» **DATA ROWS**
####

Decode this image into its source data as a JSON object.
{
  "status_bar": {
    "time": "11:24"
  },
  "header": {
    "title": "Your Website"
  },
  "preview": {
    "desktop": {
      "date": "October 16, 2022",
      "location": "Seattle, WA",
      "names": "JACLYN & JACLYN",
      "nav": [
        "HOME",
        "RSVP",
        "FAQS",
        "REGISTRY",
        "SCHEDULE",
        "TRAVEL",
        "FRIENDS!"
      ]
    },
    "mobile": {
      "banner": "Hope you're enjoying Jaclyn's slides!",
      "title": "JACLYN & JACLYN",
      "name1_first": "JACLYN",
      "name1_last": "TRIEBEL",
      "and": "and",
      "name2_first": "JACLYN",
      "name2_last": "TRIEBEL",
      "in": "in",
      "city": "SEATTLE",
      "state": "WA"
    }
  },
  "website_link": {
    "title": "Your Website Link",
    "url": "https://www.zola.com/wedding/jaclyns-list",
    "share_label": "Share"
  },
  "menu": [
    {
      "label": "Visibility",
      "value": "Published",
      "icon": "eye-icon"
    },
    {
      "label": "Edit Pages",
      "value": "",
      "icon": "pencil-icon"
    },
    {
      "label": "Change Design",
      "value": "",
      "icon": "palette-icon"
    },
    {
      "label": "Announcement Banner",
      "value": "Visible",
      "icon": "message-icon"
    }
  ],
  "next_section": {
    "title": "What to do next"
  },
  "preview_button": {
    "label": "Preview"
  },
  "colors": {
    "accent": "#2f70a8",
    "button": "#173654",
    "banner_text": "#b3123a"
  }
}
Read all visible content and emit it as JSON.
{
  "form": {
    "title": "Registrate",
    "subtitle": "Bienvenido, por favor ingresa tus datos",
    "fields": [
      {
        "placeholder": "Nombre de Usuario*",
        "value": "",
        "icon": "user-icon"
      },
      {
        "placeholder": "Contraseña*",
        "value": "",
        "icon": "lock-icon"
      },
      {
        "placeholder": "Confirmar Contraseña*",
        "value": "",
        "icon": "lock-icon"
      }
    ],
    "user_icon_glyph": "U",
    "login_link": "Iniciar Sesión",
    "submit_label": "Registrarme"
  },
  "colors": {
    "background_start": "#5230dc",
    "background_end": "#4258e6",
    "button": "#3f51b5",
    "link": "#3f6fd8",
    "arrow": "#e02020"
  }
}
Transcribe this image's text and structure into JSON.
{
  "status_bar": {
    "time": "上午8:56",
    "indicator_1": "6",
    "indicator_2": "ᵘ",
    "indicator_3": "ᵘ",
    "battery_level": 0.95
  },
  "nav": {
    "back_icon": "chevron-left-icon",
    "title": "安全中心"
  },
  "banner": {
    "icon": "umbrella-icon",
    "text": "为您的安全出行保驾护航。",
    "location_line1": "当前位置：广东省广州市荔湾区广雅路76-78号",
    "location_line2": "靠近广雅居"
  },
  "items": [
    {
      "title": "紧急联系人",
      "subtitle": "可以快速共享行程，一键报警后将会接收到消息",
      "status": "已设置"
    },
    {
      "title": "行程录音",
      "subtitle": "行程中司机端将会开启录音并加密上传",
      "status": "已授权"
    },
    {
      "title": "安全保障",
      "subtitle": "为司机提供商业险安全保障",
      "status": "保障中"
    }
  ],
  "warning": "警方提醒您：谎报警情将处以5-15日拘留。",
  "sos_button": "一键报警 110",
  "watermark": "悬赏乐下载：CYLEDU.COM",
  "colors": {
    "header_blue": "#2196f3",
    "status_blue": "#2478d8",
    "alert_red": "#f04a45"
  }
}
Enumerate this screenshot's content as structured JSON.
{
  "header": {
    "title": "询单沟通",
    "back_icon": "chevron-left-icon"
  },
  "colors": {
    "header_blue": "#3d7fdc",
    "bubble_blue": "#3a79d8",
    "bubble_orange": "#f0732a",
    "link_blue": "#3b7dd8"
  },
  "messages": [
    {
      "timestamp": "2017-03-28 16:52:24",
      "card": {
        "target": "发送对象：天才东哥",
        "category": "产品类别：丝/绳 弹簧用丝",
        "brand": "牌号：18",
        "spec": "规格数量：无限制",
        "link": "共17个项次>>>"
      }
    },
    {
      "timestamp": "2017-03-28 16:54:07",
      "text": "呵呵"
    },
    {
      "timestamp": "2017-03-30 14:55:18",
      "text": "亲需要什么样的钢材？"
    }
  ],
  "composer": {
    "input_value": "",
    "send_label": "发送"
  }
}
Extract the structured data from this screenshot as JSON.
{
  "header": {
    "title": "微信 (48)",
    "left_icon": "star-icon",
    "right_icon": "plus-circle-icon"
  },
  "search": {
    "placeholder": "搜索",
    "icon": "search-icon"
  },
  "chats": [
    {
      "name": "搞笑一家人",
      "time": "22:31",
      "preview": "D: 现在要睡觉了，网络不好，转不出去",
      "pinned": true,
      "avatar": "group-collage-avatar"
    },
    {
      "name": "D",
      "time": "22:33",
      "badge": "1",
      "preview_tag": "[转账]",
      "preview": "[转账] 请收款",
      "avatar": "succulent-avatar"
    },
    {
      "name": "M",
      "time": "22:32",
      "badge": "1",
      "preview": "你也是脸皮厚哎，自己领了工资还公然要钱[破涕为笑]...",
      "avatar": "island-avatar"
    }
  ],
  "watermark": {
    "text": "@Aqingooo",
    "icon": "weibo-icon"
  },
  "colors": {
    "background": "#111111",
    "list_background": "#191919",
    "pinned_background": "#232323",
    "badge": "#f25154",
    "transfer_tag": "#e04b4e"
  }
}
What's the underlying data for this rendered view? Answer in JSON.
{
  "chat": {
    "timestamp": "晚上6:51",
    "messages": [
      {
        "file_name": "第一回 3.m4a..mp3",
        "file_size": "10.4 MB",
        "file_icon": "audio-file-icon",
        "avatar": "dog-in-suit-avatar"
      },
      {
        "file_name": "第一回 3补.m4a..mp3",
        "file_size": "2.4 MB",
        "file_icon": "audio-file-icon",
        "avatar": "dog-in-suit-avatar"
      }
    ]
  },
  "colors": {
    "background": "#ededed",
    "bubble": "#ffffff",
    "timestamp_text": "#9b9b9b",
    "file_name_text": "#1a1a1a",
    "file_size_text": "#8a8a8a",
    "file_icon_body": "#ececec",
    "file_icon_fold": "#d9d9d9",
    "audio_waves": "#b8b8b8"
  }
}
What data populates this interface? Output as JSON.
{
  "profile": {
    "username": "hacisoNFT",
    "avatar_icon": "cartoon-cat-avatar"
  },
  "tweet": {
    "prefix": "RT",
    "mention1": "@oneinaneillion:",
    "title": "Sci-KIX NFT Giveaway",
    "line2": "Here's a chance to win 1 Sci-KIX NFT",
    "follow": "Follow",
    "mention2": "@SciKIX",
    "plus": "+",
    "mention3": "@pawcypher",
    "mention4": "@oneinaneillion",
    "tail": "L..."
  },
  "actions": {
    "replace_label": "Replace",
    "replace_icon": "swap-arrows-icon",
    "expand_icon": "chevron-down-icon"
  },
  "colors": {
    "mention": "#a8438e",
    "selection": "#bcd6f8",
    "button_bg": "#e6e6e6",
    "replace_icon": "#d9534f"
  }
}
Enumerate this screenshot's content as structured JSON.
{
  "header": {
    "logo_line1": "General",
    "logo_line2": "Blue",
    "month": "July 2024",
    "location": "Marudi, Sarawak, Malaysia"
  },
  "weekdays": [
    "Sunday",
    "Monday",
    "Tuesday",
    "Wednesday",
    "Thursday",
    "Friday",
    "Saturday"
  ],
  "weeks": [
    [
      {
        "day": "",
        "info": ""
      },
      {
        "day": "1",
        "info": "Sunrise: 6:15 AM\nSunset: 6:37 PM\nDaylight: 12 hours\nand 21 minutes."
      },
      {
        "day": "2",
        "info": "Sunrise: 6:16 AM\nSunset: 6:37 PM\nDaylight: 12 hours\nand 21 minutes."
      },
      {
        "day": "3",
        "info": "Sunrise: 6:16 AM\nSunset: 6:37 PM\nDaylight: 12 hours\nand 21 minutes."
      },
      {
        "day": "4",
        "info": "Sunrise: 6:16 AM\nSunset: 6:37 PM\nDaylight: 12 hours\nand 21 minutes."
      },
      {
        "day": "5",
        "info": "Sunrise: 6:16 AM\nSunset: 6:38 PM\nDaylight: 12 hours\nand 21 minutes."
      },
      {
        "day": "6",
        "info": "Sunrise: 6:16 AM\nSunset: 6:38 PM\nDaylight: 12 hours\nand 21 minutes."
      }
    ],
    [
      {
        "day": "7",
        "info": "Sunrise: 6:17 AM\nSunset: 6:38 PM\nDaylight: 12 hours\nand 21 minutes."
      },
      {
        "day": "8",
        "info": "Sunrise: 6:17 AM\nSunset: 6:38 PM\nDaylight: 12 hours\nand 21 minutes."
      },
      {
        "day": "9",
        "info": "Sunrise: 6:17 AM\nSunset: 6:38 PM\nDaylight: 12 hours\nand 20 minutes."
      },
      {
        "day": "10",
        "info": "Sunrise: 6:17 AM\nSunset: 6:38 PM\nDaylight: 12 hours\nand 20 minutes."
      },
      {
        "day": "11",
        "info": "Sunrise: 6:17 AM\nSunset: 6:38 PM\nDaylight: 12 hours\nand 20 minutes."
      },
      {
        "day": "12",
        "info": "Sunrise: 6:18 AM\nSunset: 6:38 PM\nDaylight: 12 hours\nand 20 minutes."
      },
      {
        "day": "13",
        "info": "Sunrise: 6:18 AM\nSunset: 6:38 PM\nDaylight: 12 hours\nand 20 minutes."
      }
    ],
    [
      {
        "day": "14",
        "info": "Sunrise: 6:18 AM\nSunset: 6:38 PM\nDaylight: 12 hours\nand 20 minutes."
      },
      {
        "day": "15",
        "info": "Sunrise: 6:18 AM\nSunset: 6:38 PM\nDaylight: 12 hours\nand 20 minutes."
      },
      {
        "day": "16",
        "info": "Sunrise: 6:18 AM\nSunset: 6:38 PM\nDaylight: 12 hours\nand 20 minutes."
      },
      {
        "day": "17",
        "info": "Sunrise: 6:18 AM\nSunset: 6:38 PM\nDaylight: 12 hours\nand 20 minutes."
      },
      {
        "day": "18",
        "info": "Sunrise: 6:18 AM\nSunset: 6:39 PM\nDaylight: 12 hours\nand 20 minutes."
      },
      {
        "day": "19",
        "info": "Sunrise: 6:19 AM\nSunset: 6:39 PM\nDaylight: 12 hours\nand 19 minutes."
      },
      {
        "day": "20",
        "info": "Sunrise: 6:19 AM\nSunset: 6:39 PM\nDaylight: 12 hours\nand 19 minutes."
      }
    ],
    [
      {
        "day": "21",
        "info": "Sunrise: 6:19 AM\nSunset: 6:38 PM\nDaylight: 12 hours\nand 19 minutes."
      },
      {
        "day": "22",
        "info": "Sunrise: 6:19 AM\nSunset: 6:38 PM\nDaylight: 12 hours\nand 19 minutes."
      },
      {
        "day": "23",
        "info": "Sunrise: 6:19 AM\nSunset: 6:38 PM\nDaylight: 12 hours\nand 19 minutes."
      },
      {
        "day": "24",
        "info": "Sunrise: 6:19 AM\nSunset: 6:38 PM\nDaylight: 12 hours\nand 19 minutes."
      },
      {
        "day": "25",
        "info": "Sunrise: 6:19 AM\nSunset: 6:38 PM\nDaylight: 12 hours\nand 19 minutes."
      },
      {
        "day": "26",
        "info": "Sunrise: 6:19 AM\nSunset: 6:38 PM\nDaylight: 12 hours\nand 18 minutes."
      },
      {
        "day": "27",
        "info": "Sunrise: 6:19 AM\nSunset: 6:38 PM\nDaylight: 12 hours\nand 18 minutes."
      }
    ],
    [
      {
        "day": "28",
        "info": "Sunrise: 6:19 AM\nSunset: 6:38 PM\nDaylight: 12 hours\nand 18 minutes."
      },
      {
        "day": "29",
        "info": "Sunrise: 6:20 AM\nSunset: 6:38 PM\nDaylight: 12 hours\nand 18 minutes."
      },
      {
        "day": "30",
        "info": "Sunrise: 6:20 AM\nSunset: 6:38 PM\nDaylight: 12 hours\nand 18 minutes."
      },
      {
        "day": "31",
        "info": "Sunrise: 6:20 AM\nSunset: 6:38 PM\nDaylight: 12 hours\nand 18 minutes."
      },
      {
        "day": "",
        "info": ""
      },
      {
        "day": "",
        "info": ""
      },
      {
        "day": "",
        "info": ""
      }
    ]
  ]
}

####

» **TASK**
Read the lines above. Gather those in which the string "TRIEBEL" is found.

» **ANSWER TO THE TASK**
      "name1_last": "TRIEBEL",
      "name2_last": "TRIEBEL",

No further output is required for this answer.